» SELECTED EXCERPT
######

Excitement continues in the plant room with all of the seedlings coming into first flower. The latest seedling to flower from the cross P. 'Asa Blue' x begoniifolia. Again, something new! This flower has some reddish and pinkish pigment. Note the reddish pigment in the upper petals near the base and at the base of the throat. (The picture doesn't do it justice!). This flower is quite large...the largest so far, and the petals are very broad and rounded with an unusual "serration" along the margin (I have no idea where that came from??!!) A different shape than any of the Pets we have so far. While the plant is still tiny, it is putting out a great number of buds.

The new seedling, (left) with a sibling (right...the more typical shape so far), to show the different shape of the new flower. The flower is large, and the peduncle is nice and short, and strong. This one has a lighter pinkish color also, sort of mauve in color. It definately deserves to be kept for further evaluation. Foliage has a nice purple band around the can be seen in this photo.

Photo of P. nervosa in flower. I love this species. The blue flowers floating above the silvery leaves.

######

» DATA ROWS

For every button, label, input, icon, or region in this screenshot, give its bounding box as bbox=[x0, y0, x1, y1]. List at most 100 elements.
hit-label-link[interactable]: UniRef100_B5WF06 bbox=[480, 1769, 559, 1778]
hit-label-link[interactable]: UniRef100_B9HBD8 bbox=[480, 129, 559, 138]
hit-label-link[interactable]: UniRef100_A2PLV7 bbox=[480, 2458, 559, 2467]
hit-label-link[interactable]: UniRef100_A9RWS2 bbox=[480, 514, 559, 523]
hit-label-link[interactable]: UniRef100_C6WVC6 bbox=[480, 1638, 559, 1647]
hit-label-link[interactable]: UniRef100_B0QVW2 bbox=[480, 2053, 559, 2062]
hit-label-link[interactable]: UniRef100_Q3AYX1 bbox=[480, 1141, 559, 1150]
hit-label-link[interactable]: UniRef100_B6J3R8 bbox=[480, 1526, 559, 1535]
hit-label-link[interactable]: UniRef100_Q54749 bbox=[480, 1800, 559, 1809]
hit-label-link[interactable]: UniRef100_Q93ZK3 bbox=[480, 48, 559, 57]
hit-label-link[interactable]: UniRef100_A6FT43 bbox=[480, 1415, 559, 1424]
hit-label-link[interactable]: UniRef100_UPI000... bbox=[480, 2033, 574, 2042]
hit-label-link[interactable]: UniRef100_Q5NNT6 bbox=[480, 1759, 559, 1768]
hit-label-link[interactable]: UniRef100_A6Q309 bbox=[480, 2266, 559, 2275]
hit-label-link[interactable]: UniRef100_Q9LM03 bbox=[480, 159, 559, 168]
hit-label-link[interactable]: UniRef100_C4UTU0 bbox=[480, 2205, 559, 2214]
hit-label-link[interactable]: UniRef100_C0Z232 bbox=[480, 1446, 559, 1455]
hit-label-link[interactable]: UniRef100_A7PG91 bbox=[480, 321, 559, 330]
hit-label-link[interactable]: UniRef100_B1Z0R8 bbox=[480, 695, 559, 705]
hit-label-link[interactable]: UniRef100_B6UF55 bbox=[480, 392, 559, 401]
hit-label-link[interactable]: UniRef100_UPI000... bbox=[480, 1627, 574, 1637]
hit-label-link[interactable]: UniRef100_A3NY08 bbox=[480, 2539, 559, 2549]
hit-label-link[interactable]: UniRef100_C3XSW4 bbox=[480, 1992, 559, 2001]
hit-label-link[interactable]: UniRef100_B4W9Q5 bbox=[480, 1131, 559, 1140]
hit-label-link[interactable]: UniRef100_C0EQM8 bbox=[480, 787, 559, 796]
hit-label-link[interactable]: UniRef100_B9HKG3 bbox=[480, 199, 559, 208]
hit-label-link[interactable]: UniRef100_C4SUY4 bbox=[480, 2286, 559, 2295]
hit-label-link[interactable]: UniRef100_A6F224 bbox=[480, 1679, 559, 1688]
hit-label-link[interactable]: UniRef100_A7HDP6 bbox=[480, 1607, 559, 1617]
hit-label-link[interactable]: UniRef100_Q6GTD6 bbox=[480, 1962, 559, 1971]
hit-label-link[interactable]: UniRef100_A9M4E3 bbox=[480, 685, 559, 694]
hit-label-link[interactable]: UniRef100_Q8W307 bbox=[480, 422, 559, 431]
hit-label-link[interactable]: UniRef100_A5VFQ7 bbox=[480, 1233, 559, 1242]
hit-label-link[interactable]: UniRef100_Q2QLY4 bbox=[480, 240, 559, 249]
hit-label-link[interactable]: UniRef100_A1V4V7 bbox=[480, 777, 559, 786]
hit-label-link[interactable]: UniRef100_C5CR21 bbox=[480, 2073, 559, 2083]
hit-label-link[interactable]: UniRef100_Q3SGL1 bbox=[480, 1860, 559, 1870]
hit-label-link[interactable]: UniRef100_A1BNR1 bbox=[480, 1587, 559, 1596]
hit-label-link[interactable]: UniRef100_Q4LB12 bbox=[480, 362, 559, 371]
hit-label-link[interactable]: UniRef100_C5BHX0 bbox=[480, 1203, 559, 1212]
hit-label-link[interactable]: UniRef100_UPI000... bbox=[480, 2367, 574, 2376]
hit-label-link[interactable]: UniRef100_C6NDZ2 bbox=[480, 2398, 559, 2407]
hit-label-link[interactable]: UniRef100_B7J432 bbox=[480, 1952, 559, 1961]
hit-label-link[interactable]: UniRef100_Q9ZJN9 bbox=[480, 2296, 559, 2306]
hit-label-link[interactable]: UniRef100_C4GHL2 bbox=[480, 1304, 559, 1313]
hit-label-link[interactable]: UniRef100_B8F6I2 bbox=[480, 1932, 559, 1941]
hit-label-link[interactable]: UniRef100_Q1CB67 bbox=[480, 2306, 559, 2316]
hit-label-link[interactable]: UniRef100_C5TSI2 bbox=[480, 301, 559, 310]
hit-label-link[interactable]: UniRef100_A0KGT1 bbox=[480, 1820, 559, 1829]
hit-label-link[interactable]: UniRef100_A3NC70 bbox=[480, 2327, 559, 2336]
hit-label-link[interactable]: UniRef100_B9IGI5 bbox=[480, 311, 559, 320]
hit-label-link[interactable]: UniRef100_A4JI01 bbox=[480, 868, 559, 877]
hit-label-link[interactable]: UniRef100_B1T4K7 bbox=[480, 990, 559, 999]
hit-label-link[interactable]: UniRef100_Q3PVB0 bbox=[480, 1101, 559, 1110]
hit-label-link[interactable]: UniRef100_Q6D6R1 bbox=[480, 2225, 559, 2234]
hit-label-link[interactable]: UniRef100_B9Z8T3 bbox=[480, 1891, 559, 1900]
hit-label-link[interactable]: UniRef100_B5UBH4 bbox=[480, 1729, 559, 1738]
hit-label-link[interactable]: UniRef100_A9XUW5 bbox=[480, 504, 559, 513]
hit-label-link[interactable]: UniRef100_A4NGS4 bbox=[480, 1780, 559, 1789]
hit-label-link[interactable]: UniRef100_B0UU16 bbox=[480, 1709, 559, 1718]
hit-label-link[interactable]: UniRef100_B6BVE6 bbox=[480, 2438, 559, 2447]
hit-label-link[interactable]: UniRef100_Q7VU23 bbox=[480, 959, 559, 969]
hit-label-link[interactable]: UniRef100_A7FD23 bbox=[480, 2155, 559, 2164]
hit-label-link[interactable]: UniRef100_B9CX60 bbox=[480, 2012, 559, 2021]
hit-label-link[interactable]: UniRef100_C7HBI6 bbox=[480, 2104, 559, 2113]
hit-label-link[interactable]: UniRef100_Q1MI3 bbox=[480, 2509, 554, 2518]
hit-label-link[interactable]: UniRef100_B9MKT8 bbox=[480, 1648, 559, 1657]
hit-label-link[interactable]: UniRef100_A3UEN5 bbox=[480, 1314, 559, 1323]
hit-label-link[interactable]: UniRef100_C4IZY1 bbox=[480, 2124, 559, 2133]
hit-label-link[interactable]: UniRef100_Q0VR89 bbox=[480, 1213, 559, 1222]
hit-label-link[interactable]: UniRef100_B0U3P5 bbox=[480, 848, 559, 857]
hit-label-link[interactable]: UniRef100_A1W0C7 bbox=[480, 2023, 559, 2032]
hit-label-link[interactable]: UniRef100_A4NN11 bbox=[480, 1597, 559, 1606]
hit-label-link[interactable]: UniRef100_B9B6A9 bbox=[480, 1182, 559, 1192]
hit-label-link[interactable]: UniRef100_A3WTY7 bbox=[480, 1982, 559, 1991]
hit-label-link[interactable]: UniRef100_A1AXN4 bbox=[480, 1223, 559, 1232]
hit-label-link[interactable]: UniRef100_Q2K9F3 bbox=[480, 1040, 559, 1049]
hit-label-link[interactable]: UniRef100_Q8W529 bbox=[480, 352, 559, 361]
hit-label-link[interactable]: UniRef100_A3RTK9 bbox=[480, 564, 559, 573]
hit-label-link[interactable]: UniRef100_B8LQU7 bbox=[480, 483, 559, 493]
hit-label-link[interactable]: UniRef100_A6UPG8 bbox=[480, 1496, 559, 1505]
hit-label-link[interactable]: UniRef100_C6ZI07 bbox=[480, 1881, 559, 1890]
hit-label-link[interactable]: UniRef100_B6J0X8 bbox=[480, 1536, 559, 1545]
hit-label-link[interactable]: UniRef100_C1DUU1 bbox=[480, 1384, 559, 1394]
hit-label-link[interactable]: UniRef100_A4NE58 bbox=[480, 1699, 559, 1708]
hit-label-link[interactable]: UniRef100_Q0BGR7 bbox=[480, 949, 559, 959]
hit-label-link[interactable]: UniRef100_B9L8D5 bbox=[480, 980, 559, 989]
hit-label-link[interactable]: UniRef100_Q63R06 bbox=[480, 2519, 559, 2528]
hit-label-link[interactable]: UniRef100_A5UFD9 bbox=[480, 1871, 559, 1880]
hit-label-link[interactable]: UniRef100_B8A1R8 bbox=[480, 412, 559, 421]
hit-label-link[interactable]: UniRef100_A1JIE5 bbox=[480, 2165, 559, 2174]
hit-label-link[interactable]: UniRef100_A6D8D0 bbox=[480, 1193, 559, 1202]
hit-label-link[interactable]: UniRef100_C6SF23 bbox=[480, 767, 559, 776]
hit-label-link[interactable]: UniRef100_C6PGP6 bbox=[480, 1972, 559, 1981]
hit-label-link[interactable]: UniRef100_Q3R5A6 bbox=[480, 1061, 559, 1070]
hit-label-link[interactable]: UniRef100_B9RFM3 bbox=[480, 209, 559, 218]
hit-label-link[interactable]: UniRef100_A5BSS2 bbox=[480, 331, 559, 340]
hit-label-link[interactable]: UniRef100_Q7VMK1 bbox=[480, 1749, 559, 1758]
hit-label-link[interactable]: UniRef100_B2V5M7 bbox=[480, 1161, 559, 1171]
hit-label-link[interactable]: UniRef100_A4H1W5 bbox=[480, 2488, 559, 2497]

######

» GIVEN REQUEST A
Based on the plant room notes, decide whether each statement agrees with the text. Answer yes or no, and quote the deciding words. (i) The newly flowering seedling has the largest flower so far. (ii) The plant bearing the new flower is already large. (iii) P. nervosa has pink flowers.
» GIVEN REQUEST B
In the plant room notes, which cross produced the latest seedling to flower?
» GIVEN REQUEST C
In the plant room notes, take the passage starting at "Excitement continues in" and ending at "number of buds.", and write it out with "crimson" in place of "reddish".
You can work from the text alone; the items aren't needed.

» EXERCISE RESULT A
(i) Yes: "the largest so far"
(ii) No: "While the plant is still tiny"
(iii) No: "The blue flowers floating above the silvery leaves."

» EXERCISE RESULT B
P. 'Asa Blue' x begoniifolia

» EXERCISE RESULT C
Excitement continues in the plant room with all of the seedlings coming into first flower. The latest seedling to flower from the cross P. 'Asa Blue' x begoniifolia. Again, something new! This flower has some crimson and pinkish pigment. Note the crimson pigment in the upper petals near the base and at the base of the throat. (The picture doesn't do it justice!). This flower is quite large...the largest so far, and the petals are very broad and rounded with an unusual "serration" along the margin (I have no idea where that came from??!!) A different shape than any of the Pets we have so far. While the plant is still tiny, it is putting out a great number of buds.